- Challenge -
Determine how many lines hold "routeviews" and give only that number.

Dataset records:
___

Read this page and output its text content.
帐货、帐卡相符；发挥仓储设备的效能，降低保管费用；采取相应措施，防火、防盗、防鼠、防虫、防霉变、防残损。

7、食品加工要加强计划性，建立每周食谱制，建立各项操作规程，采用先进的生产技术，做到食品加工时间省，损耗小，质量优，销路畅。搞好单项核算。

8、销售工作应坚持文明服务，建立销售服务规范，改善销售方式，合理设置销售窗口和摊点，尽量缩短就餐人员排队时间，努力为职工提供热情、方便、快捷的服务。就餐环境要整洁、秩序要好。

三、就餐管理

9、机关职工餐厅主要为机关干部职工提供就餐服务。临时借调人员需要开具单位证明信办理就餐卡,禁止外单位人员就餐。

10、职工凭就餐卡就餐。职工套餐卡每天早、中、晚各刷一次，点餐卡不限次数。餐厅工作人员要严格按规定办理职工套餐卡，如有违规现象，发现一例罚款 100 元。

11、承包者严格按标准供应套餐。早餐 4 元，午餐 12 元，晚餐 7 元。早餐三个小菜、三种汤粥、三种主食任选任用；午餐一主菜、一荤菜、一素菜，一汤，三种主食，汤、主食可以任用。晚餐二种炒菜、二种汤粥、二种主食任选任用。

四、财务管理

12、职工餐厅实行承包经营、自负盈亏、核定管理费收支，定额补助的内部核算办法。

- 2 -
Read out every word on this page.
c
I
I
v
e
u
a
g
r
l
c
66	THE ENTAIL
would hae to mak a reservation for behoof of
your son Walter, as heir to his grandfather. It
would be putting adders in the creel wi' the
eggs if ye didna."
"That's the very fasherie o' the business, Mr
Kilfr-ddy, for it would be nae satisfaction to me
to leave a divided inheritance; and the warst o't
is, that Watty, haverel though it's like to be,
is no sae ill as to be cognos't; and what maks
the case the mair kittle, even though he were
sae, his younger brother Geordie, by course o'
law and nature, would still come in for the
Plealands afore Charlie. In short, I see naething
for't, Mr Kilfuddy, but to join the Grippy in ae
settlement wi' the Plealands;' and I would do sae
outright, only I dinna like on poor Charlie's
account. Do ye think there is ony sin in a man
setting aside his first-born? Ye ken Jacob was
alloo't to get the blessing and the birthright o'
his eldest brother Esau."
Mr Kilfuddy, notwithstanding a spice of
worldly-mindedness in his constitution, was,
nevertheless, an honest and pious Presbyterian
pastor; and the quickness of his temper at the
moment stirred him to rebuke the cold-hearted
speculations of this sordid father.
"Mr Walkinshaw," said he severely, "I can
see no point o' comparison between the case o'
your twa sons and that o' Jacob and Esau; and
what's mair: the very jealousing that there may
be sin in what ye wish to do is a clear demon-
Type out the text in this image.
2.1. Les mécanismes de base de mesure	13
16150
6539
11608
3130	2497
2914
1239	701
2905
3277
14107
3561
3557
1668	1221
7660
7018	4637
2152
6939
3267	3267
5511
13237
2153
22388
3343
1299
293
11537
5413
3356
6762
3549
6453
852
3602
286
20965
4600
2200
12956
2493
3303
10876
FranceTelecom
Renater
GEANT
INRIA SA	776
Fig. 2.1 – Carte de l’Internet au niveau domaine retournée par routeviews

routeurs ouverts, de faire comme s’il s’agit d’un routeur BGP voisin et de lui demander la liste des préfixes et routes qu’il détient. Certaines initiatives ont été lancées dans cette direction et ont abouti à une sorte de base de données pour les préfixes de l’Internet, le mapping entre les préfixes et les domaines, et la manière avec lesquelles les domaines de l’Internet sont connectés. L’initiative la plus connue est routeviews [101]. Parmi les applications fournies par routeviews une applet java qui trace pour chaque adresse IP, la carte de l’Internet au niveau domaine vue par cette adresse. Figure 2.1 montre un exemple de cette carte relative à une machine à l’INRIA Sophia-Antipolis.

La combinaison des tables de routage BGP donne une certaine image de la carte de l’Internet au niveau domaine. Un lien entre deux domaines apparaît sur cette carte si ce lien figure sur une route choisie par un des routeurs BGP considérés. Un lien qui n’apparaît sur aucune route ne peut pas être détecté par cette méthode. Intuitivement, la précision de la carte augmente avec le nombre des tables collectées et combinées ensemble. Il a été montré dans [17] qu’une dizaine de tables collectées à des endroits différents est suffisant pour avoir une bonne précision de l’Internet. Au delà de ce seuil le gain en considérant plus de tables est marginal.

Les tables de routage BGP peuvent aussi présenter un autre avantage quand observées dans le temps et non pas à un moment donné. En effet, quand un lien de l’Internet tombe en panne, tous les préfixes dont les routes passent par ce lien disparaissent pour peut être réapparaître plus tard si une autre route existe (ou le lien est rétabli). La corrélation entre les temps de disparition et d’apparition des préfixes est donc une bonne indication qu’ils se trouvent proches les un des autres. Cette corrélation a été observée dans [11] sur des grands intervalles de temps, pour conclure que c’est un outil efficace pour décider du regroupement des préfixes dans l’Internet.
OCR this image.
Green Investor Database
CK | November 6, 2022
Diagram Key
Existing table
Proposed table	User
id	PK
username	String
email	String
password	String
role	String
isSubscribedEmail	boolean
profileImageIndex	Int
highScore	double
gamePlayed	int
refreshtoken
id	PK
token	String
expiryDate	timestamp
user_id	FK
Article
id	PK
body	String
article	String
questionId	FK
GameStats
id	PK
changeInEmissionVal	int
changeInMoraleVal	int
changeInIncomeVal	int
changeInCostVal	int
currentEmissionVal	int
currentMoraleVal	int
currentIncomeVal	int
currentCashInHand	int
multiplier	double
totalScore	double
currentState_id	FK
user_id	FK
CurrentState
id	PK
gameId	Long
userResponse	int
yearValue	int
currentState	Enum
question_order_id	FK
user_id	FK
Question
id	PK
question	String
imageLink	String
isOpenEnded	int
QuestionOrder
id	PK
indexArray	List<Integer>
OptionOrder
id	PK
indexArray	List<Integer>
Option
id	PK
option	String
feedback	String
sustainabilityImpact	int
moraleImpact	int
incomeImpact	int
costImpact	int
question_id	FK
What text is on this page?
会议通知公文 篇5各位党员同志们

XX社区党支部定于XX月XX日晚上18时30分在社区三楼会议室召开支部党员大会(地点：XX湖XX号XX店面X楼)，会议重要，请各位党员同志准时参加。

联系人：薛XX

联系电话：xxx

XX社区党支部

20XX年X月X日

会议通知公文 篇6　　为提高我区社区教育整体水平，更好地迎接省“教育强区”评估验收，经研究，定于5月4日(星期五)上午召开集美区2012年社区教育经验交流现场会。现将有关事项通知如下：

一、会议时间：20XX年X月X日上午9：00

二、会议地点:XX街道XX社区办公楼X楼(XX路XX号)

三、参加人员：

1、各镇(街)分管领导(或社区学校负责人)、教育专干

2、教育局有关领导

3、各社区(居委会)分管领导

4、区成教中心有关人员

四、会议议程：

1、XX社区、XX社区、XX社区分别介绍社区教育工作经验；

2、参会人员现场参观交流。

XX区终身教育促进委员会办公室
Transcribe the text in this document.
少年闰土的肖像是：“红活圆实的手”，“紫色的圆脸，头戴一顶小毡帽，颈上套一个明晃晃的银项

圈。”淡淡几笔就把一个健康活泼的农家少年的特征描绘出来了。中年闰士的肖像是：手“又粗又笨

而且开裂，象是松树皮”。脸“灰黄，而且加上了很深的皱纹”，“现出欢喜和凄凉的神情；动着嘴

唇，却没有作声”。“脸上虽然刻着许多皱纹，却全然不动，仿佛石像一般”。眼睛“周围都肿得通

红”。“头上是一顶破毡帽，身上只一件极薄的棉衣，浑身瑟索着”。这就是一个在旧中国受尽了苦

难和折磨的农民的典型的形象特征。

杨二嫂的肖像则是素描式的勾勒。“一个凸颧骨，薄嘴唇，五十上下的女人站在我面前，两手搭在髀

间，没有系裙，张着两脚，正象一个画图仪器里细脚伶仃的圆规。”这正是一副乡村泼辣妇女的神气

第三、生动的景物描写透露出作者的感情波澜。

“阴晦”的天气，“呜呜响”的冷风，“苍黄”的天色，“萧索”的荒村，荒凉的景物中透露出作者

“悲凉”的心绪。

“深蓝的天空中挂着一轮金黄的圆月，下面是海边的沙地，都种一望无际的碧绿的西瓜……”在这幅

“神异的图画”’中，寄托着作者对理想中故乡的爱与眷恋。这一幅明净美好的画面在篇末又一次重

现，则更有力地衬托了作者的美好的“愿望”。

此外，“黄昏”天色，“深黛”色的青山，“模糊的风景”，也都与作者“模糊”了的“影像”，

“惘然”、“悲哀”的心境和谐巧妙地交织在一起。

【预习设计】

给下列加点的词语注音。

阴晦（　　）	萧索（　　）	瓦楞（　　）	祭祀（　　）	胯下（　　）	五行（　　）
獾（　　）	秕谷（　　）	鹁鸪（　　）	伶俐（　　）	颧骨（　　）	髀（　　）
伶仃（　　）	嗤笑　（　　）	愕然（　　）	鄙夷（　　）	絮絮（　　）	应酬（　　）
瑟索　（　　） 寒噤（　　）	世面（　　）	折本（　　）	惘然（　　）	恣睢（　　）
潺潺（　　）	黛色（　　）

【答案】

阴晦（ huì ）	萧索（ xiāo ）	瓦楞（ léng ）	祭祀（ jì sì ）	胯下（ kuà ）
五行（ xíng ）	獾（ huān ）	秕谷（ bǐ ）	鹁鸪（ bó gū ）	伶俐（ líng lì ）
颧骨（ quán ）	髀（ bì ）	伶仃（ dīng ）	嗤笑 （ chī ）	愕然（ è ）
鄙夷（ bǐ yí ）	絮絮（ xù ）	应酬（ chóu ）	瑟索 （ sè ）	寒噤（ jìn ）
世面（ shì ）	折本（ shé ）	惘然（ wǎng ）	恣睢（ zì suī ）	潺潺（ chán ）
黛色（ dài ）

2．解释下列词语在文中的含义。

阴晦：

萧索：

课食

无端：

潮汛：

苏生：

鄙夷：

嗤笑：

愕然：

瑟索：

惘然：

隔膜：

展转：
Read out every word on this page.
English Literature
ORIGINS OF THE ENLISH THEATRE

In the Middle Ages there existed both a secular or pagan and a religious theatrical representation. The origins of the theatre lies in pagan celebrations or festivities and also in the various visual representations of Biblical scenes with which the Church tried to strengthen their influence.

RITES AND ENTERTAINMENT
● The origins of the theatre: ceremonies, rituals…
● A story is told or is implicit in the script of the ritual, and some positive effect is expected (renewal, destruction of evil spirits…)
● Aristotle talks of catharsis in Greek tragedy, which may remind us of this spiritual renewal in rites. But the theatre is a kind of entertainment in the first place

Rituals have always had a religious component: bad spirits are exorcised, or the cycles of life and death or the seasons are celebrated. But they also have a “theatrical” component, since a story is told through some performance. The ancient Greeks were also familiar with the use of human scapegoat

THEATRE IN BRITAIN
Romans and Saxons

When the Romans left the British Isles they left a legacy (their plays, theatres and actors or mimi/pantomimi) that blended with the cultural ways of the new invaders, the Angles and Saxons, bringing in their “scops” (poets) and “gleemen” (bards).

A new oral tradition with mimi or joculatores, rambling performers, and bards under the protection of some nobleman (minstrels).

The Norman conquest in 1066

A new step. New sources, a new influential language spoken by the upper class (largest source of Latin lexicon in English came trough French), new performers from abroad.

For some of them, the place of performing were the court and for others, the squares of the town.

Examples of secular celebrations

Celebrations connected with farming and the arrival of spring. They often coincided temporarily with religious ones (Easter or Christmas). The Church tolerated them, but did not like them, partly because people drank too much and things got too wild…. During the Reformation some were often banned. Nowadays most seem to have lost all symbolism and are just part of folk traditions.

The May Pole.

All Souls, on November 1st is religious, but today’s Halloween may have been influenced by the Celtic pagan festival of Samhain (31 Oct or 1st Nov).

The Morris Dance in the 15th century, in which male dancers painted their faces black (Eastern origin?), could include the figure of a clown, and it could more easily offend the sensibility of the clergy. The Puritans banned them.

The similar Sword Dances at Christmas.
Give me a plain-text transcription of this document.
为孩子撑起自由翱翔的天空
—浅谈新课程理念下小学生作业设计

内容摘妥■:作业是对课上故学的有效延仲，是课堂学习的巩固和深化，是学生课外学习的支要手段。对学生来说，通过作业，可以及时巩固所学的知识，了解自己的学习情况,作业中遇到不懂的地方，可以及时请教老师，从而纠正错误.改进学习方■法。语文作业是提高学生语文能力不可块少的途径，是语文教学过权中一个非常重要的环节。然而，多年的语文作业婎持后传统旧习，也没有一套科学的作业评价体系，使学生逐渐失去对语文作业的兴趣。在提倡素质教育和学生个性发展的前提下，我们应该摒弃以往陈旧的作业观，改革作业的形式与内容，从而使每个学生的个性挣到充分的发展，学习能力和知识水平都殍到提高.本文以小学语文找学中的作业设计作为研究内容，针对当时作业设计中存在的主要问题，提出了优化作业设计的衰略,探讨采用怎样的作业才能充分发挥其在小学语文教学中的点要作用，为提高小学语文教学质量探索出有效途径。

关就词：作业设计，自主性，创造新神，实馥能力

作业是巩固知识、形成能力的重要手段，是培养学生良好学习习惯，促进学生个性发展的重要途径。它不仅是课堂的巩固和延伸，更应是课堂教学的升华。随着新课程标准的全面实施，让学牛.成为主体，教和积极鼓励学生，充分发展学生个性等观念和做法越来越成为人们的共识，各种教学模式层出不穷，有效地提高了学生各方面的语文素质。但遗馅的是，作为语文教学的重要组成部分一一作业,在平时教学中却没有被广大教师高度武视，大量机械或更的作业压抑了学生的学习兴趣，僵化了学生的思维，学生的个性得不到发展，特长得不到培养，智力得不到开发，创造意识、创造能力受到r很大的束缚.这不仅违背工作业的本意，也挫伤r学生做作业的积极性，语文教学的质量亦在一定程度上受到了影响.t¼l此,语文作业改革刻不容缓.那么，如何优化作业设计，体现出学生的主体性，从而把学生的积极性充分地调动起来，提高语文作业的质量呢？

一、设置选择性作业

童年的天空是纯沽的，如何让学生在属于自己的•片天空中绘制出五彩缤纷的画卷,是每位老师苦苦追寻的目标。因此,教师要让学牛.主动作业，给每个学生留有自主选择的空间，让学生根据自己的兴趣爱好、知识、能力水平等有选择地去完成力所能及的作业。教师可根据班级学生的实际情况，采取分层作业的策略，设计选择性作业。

___

- The reply -
2